WHAT TO PRODUCE: Rewrite the data from the line containing "model-fit-line bbox=[607, 121, 655, 296]" through the line containing "y-tick-label-exponent: 0 bbox=[52, 267, 60, 281]", changing "x-tick-label" to "x-axis-tick" and keeping everything else the same.

GIVEN DATA:

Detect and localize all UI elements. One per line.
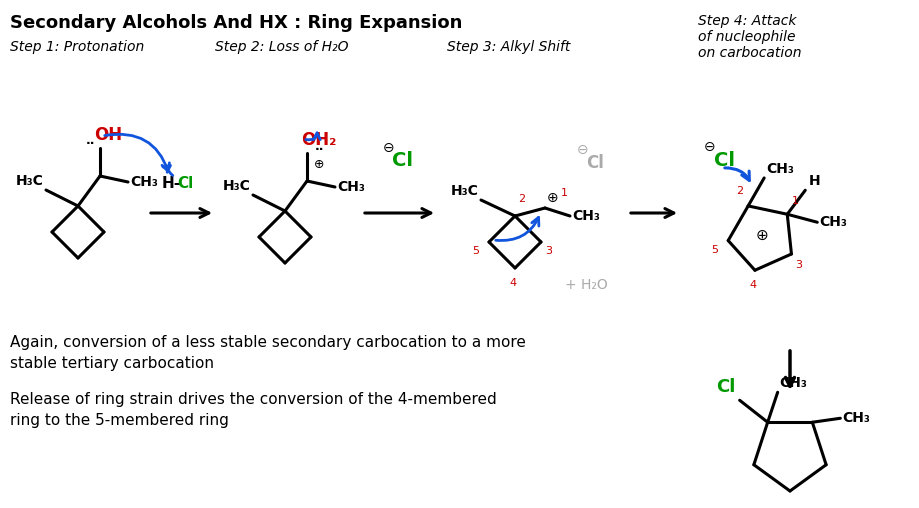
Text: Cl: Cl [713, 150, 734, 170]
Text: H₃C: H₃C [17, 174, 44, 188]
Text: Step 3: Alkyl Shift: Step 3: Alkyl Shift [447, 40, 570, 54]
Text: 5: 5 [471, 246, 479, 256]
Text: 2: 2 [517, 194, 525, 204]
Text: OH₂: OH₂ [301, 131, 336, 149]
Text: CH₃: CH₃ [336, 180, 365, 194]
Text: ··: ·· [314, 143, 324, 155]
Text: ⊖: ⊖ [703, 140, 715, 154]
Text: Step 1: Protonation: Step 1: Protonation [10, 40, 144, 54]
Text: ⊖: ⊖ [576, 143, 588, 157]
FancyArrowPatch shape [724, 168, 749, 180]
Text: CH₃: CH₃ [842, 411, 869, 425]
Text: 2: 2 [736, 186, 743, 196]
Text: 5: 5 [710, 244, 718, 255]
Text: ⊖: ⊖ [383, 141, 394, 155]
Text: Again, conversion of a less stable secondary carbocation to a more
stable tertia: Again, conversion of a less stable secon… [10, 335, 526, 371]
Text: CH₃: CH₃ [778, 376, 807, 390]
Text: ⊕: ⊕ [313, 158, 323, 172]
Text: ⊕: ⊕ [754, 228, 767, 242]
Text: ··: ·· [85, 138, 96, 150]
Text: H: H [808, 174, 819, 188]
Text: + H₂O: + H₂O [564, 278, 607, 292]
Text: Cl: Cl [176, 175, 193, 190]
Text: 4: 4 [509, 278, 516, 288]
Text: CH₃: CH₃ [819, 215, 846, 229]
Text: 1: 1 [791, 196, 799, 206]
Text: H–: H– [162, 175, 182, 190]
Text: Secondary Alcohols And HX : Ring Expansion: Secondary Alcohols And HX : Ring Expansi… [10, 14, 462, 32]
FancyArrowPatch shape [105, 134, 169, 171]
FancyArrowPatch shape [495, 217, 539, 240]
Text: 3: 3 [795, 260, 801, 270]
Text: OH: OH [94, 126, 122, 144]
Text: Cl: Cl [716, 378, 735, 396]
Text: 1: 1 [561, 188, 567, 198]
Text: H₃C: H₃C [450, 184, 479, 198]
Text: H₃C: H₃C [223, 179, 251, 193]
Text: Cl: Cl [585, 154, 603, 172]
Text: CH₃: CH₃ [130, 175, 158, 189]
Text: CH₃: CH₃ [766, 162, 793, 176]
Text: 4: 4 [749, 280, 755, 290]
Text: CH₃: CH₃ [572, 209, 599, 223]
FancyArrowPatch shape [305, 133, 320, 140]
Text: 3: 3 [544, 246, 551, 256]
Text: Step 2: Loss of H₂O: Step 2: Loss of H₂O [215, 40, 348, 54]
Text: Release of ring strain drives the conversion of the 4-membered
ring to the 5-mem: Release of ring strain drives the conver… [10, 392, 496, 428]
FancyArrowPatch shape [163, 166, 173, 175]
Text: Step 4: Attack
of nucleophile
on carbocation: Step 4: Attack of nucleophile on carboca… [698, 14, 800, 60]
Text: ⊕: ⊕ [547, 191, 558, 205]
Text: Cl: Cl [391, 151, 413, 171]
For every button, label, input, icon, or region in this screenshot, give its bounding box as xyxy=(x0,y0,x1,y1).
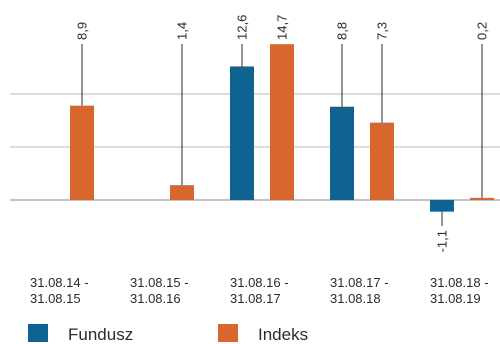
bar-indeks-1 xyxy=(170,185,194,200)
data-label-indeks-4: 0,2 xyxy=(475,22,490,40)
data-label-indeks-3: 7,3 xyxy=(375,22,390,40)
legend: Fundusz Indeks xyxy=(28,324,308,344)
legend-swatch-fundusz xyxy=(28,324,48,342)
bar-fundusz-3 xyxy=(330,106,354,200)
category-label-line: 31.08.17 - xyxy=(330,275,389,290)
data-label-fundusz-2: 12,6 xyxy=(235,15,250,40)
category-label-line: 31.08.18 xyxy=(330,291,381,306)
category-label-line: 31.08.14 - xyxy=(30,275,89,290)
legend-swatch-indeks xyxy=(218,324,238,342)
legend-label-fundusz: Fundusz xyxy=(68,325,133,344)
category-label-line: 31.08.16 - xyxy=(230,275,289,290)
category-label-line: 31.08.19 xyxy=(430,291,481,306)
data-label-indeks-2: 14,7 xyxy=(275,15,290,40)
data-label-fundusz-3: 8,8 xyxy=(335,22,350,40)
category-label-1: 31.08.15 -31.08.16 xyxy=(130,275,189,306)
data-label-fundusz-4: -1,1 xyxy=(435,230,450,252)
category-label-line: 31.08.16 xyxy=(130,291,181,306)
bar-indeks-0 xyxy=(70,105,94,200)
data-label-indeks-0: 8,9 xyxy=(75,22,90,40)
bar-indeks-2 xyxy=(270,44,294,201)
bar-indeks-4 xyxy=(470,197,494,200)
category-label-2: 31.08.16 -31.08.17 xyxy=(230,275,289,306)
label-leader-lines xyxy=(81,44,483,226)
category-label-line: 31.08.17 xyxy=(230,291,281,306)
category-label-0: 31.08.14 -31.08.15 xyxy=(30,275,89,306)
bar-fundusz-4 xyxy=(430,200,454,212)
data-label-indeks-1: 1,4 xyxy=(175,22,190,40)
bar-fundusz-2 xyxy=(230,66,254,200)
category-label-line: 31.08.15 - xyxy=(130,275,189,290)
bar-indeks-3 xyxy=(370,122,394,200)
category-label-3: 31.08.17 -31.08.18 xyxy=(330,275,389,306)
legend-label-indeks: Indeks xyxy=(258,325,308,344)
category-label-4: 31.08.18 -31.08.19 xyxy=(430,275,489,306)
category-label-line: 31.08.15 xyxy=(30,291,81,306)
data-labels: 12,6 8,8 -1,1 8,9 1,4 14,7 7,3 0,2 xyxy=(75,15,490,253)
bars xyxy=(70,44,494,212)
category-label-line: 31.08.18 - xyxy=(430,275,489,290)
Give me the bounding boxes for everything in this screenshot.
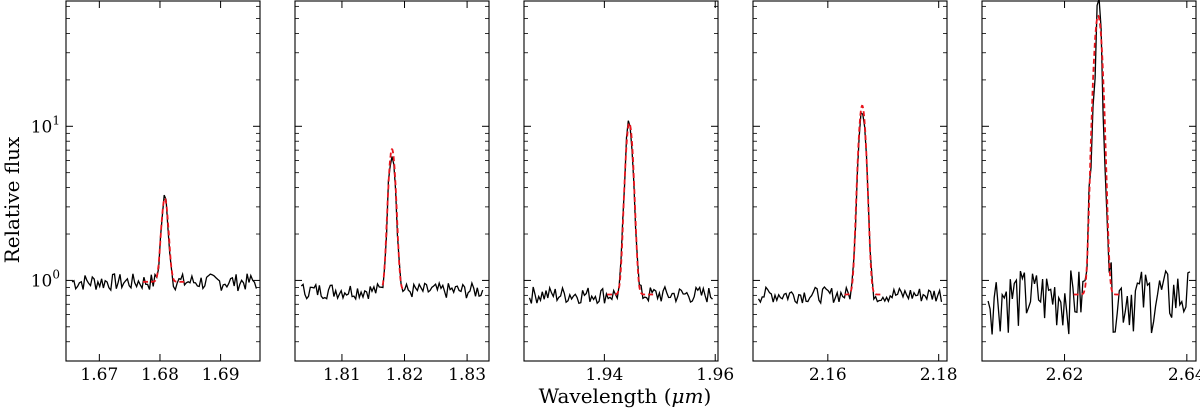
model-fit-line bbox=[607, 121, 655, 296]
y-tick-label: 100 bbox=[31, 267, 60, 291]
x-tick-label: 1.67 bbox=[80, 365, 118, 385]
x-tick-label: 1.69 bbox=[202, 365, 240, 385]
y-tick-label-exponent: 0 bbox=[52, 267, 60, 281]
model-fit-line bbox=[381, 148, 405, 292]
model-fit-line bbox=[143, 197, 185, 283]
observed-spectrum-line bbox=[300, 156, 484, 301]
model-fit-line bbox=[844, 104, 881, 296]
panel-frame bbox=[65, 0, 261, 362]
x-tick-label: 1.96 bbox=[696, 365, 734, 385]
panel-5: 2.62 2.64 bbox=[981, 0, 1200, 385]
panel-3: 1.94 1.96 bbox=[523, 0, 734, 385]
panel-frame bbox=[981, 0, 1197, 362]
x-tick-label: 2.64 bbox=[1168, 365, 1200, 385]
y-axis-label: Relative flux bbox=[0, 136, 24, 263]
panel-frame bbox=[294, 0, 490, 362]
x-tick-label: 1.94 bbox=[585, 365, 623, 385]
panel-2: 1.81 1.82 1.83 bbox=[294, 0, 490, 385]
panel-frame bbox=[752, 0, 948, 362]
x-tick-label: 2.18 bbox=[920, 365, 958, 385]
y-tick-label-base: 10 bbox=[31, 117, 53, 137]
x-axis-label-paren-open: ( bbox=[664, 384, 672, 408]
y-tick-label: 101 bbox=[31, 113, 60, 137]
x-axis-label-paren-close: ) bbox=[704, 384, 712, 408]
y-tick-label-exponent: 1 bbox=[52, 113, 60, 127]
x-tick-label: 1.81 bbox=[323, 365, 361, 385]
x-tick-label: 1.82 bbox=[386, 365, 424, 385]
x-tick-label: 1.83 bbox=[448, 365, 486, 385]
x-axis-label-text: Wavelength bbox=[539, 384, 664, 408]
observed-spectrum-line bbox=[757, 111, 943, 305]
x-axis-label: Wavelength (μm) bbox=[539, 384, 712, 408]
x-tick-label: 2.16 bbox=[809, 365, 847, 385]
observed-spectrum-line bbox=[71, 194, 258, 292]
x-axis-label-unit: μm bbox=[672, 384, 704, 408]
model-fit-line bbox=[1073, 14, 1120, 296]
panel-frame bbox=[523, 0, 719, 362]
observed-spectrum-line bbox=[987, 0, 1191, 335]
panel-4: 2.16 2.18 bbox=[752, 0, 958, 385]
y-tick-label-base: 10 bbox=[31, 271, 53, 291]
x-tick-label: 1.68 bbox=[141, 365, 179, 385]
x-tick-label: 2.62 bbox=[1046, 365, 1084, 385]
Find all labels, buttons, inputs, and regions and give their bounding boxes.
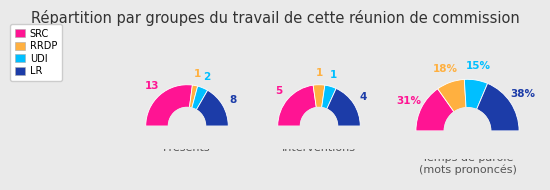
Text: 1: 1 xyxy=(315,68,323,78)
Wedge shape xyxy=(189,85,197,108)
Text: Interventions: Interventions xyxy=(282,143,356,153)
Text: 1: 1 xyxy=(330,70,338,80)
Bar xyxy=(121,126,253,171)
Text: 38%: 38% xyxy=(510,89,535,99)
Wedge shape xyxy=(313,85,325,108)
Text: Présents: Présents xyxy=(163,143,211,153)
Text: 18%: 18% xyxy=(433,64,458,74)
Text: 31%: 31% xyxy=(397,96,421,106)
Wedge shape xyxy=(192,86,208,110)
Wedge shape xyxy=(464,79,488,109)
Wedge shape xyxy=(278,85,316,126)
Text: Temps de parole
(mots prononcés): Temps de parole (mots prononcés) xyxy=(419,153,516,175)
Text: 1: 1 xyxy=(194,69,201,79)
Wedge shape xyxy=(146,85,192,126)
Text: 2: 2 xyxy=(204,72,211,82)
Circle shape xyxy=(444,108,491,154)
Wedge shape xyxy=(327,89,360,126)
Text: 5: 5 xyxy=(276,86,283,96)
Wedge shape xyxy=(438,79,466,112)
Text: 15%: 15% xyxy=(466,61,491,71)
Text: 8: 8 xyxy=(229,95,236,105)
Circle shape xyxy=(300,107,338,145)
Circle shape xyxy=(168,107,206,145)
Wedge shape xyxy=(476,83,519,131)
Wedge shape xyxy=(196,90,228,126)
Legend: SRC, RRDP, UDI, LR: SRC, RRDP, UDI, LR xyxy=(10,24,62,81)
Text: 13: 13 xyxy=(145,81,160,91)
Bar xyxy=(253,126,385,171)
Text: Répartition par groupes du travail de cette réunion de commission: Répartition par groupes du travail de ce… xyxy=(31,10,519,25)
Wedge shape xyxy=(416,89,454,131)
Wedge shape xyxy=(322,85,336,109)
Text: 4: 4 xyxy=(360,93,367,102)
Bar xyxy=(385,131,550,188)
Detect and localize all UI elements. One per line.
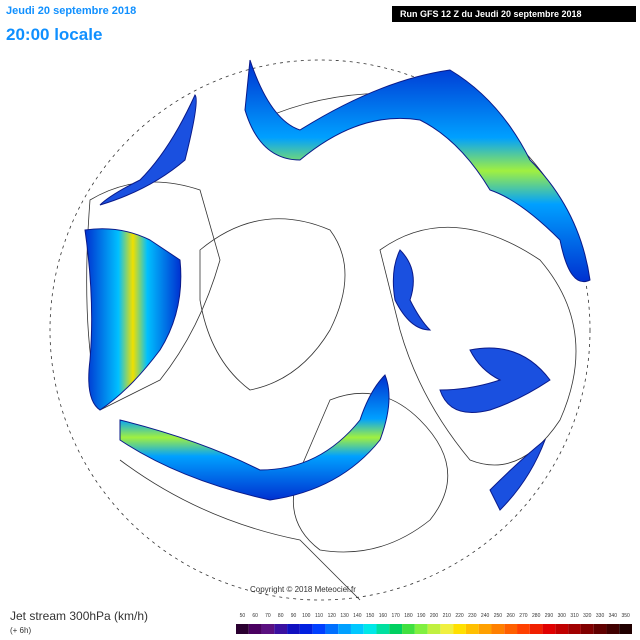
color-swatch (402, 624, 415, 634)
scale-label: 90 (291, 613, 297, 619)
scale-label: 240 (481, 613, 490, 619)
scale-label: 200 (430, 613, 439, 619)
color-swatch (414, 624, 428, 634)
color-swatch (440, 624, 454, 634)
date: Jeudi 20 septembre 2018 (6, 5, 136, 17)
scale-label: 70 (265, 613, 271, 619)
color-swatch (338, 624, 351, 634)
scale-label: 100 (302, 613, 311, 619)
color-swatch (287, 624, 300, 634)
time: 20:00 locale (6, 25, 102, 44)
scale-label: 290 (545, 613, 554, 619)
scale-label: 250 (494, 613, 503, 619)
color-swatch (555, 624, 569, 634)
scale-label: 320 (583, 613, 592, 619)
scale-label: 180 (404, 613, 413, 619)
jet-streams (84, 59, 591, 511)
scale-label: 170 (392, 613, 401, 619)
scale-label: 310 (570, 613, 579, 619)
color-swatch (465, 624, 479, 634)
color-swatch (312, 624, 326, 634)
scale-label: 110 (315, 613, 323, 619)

FINAL RESULT:
model-fit-line bbox=[607, 121, 655, 296]
y-tick-label: 100 bbox=[31, 267, 60, 291]
x-axis-tick: 1.67 bbox=[80, 365, 118, 385]
x-axis-tick: 1.69 bbox=[202, 365, 240, 385]
y-tick-label-exponent: 0 bbox=[52, 267, 60, 281]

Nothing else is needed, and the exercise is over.